## [Aim]
Find the lines in these entries that include the word "roast" and state how many there are, with no other words.

══════════

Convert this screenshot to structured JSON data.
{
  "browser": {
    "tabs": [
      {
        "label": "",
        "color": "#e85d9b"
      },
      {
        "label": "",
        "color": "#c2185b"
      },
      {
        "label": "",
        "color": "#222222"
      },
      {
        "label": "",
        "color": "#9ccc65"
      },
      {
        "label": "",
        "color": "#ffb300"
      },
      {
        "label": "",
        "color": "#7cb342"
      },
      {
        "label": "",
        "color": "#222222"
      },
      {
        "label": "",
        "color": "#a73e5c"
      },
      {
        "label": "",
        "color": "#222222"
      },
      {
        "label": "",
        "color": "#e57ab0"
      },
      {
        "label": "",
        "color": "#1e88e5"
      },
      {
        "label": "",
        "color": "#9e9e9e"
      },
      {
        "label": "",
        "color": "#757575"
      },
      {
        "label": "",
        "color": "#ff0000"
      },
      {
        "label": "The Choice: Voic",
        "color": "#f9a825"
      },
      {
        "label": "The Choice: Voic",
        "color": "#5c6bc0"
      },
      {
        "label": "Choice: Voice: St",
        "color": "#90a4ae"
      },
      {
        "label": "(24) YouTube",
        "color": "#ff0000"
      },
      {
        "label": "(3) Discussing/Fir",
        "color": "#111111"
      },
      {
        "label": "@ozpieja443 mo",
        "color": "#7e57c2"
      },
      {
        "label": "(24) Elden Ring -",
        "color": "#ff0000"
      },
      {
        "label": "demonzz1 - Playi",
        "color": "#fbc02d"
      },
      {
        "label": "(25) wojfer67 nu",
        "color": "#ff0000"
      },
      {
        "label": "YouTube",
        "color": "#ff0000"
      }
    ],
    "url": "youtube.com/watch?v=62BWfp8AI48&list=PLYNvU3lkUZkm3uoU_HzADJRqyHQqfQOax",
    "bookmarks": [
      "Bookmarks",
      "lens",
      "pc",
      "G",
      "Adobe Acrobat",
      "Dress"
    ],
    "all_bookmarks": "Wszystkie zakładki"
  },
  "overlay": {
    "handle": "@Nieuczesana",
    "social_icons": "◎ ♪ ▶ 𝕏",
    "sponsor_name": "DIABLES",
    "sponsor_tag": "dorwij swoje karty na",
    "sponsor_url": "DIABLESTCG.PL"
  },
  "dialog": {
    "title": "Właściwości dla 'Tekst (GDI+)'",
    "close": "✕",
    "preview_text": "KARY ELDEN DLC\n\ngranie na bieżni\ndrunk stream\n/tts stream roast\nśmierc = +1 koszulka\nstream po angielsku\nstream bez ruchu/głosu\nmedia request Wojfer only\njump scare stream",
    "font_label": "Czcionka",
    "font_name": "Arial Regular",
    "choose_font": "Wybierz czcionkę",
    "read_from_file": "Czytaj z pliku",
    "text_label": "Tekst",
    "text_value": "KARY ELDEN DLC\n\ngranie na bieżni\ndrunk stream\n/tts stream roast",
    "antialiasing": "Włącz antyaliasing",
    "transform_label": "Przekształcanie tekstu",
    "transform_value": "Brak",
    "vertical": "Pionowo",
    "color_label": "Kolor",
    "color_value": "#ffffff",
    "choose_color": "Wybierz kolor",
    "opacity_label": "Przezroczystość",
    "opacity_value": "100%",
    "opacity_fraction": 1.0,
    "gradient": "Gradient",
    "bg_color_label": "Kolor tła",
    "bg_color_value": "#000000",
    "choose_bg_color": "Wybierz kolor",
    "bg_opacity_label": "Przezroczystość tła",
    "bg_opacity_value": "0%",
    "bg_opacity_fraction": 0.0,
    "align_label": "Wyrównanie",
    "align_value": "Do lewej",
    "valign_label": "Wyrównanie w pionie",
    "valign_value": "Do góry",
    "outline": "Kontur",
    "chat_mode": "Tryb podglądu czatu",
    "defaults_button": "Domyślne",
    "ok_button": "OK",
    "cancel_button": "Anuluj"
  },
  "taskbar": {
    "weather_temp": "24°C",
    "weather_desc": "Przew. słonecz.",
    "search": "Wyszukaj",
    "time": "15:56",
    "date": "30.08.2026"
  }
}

══════════

## [Written response]
2